RECORDS:
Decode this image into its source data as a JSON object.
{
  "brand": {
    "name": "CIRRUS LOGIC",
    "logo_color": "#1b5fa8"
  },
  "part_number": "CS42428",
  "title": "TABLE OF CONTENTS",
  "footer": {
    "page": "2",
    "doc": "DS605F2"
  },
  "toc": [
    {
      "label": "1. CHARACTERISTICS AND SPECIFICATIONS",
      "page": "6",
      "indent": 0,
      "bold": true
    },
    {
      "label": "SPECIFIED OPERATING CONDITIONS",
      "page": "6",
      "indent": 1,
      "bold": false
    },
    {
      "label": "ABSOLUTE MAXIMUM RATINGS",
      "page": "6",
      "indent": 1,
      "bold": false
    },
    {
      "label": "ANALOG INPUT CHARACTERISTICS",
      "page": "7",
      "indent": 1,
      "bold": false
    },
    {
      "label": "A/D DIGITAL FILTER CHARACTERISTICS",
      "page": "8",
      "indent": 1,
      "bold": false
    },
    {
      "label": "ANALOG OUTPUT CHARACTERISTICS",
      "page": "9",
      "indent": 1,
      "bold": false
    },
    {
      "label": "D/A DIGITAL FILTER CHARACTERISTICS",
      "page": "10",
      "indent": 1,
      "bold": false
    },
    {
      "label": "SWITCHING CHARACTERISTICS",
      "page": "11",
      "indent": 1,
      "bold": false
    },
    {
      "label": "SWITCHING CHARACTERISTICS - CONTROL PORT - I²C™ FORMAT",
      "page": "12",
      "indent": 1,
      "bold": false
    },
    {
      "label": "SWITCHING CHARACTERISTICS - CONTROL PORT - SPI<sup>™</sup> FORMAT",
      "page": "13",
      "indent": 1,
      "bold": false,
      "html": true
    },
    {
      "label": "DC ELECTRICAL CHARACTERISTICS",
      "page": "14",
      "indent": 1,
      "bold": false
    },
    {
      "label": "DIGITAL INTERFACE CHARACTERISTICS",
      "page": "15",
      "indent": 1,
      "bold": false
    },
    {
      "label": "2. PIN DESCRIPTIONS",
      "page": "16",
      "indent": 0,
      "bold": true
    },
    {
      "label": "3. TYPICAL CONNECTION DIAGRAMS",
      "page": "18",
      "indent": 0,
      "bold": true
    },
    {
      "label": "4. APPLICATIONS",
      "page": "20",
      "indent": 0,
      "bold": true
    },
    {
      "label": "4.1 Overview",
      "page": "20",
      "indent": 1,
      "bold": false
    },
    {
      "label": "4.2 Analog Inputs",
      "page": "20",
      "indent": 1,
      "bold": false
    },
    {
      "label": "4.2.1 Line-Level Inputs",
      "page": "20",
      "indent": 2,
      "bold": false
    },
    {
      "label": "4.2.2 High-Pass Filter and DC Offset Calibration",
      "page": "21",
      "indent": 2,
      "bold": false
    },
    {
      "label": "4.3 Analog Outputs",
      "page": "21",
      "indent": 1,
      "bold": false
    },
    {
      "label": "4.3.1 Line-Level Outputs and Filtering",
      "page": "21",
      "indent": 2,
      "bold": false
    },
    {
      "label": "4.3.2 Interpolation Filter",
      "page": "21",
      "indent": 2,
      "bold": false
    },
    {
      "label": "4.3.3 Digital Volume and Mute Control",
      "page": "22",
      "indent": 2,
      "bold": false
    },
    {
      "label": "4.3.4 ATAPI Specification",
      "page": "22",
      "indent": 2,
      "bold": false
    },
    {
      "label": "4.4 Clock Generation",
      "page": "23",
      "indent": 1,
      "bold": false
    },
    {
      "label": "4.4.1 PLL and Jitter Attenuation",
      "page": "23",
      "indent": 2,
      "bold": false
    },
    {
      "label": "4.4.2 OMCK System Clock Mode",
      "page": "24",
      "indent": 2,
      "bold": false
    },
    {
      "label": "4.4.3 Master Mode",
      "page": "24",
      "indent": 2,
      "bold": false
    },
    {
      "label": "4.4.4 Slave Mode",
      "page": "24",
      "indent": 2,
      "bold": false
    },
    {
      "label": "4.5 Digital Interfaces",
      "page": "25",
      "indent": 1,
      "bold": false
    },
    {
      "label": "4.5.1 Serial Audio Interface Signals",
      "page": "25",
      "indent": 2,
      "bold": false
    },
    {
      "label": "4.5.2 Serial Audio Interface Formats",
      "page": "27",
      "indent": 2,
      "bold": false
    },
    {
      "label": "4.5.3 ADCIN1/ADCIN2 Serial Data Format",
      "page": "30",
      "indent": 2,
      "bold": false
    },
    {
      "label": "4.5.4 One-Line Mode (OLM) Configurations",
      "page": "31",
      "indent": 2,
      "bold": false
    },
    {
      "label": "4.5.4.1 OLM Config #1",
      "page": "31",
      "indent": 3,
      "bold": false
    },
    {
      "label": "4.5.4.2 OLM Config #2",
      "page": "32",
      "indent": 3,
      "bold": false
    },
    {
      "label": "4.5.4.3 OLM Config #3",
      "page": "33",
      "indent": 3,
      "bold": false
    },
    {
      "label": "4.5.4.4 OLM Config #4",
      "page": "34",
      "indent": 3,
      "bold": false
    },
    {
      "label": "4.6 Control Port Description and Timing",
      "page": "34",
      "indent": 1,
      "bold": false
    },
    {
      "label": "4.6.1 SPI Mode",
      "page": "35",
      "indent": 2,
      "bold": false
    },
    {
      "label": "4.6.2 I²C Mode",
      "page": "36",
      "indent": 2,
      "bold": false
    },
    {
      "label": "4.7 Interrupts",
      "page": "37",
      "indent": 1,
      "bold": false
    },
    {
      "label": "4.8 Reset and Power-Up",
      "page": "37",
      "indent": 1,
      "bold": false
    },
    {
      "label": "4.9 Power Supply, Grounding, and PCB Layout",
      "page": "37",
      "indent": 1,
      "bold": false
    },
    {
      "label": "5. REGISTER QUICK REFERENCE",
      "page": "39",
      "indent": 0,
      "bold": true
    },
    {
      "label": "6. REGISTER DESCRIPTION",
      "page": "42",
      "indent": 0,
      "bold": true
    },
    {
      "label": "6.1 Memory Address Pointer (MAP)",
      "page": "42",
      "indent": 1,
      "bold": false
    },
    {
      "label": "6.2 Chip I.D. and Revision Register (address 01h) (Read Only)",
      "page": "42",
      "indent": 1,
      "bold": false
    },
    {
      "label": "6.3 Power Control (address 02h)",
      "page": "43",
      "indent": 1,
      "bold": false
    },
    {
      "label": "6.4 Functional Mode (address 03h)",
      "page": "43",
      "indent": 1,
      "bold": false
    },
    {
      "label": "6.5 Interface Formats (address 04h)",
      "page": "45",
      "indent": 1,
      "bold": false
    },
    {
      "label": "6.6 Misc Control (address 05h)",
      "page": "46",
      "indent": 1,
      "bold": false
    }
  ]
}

SET EXERCISE:
Without leaving anything out, give the entries again exactly.

REPLY:
Decode this image into its source data as a JSON object.
{
  "brand": {
    "name": "CIRRUS LOGIC",
    "logo_color": "#1b5fa8"
  },
  "part_number": "CS42428",
  "title": "TABLE OF CONTENTS",
  "footer": {
    "page": "2",
    "doc": "DS605F2"
  },
  "toc": [
    {
      "label": "1. CHARACTERISTICS AND SPECIFICATIONS",
      "page": "6",
      "indent": 0,
      "bold": true
    },
    {
      "label": "SPECIFIED OPERATING CONDITIONS",
      "page": "6",
      "indent": 1,
      "bold": false
    },
    {
      "label": "ABSOLUTE MAXIMUM RATINGS",
      "page": "6",
      "indent": 1,
      "bold": false
    },
    {
      "label": "ANALOG INPUT CHARACTERISTICS",
      "page": "7",
      "indent": 1,
      "bold": false
    },
    {
      "label": "A/D DIGITAL FILTER CHARACTERISTICS",
      "page": "8",
      "indent": 1,
      "bold": false
    },
    {
      "label": "ANALOG OUTPUT CHARACTERISTICS",
      "page": "9",
      "indent": 1,
      "bold": false
    },
    {
      "label": "D/A DIGITAL FILTER CHARACTERISTICS",
      "page": "10",
      "indent": 1,
      "bold": false
    },
    {
      "label": "SWITCHING CHARACTERISTICS",
      "page": "11",
      "indent": 1,
      "bold": false
    },
    {
      "label": "SWITCHING CHARACTERISTICS - CONTROL PORT - I²C™ FORMAT",
      "page": "12",
      "indent": 1,
      "bold": false
    },
    {
      "label": "SWITCHING CHARACTERISTICS - CONTROL PORT - SPI<sup>™</sup> FORMAT",
      "page": "13",
      "indent": 1,
      "bold": false,
      "html": true
    },
    {
      "label": "DC ELECTRICAL CHARACTERISTICS",
      "page": "14",
      "indent": 1,
      "bold": false
    },
    {
      "label": "DIGITAL INTERFACE CHARACTERISTICS",
      "page": "15",
      "indent": 1,
      "bold": false
    },
    {
      "label": "2. PIN DESCRIPTIONS",
      "page": "16",
      "indent": 0,
      "bold": true
    },
    {
      "label": "3. TYPICAL CONNECTION DIAGRAMS",
      "page": "18",
      "indent": 0,
      "bold": true
    },
    {
      "label": "4. APPLICATIONS",
      "page": "20",
      "indent": 0,
      "bold": true
    },
    {
      "label": "4.1 Overview",
      "page": "20",
      "indent": 1,
      "bold": false
    },
    {
      "label": "4.2 Analog Inputs",
      "page": "20",
      "indent": 1,
      "bold": false
    },
    {
      "label": "4.2.1 Line-Level Inputs",
      "page": "20",
      "indent": 2,
      "bold": false
    },
    {
      "label": "4.2.2 High-Pass Filter and DC Offset Calibration",
      "page": "21",
      "indent": 2,
      "bold": false
    },
    {
      "label": "4.3 Analog Outputs",
      "page": "21",
      "indent": 1,
      "bold": false
    },
    {
      "label": "4.3.1 Line-Level Outputs and Filtering",
      "page": "21",
      "indent": 2,
      "bold": false
    },
    {
      "label": "4.3.2 Interpolation Filter",
      "page": "21",
      "indent": 2,
      "bold": false
    },
    {
      "label": "4.3.3 Digital Volume and Mute Control",
      "page": "22",
      "indent": 2,
      "bold": false
    },
    {
      "label": "4.3.4 ATAPI Specification",
      "page": "22",
      "indent": 2,
      "bold": false
    },
    {
      "label": "4.4 Clock Generation",
      "page": "23",
      "indent": 1,
      "bold": false
    },
    {
      "label": "4.4.1 PLL and Jitter Attenuation",
      "page": "23",
      "indent": 2,
      "bold": false
    },
    {
      "label": "4.4.2 OMCK System Clock Mode",
      "page": "24",
      "indent": 2,
      "bold": false
    },
    {
      "label": "4.4.3 Master Mode",
      "page": "24",
      "indent": 2,
      "bold": false
    },
    {
      "label": "4.4.4 Slave Mode",
      "page": "24",
      "indent": 2,
      "bold": false
    },
    {
      "label": "4.5 Digital Interfaces",
      "page": "25",
      "indent": 1,
      "bold": false
    },
    {
      "label": "4.5.1 Serial Audio Interface Signals",
      "page": "25",
      "indent": 2,
      "bold": false
    },
    {
      "label": "4.5.2 Serial Audio Interface Formats",
      "page": "27",
      "indent": 2,
      "bold": false
    },
    {
      "label": "4.5.3 ADCIN1/ADCIN2 Serial Data Format",
      "page": "30",
      "indent": 2,
      "bold": false
    },
    {
      "label": "4.5.4 One-Line Mode (OLM) Configurations",
      "page": "31",
      "indent": 2,
      "bold": false
    },
    {
      "label": "4.5.4.1 OLM Config #1",
      "page": "31",
      "indent": 3,
      "bold": false
    },
    {
      "label": "4.5.4.2 OLM Config #2",
      "page": "32",
      "indent": 3,
      "bold": false
    },
    {
      "label": "4.5.4.3 OLM Config #3",
      "page": "33",
      "indent": 3,
      "bold": false
    },
    {
      "label": "4.5.4.4 OLM Config #4",
      "page": "34",
      "indent": 3,
      "bold": false
    },
    {
      "label": "4.6 Control Port Description and Timing",
      "page": "34",
      "indent": 1,
      "bold": false
    },
    {
      "label": "4.6.1 SPI Mode",
      "page": "35",
      "indent": 2,
      "bold": false
    },
    {
      "label": "4.6.2 I²C Mode",
      "page": "36",
      "indent": 2,
      "bold": false
    },
    {
      "label": "4.7 Interrupts",
      "page": "37",
      "indent": 1,
      "bold": false
    },
    {
      "label": "4.8 Reset and Power-Up",
      "page": "37",
      "indent": 1,
      "bold": false
    },
    {
      "label": "4.9 Power Supply, Grounding, and PCB Layout",
      "page": "37",
      "indent": 1,
      "bold": false
    },
    {
      "label": "5. REGISTER QUICK REFERENCE",
      "page": "39",
      "indent": 0,
      "bold": true
    },
    {
      "label": "6. REGISTER DESCRIPTION",
      "page": "42",
      "indent": 0,
      "bold": true
    },
    {
      "label": "6.1 Memory Address Pointer (MAP)",
      "page": "42",
      "indent": 1,
      "bold": false
    },
    {
      "label": "6.2 Chip I.D. and Revision Register (address 01h) (Read Only)",
      "page": "42",
      "indent": 1,
      "bold": false
    },
    {
      "label": "6.3 Power Control (address 02h)",
      "page": "43",
      "indent": 1,
      "bold": false
    },
    {
      "label": "6.4 Functional Mode (address 03h)",
      "page": "43",
      "indent": 1,
      "bold": false
    },
    {
      "label": "6.5 Interface Formats (address 04h)",
      "page": "45",
      "indent": 1,
      "bold": false
    },
    {
      "label": "6.6 Misc Control (address 05h)",
      "page": "46",
      "indent": 1,
      "bold": false
    }
  ]
}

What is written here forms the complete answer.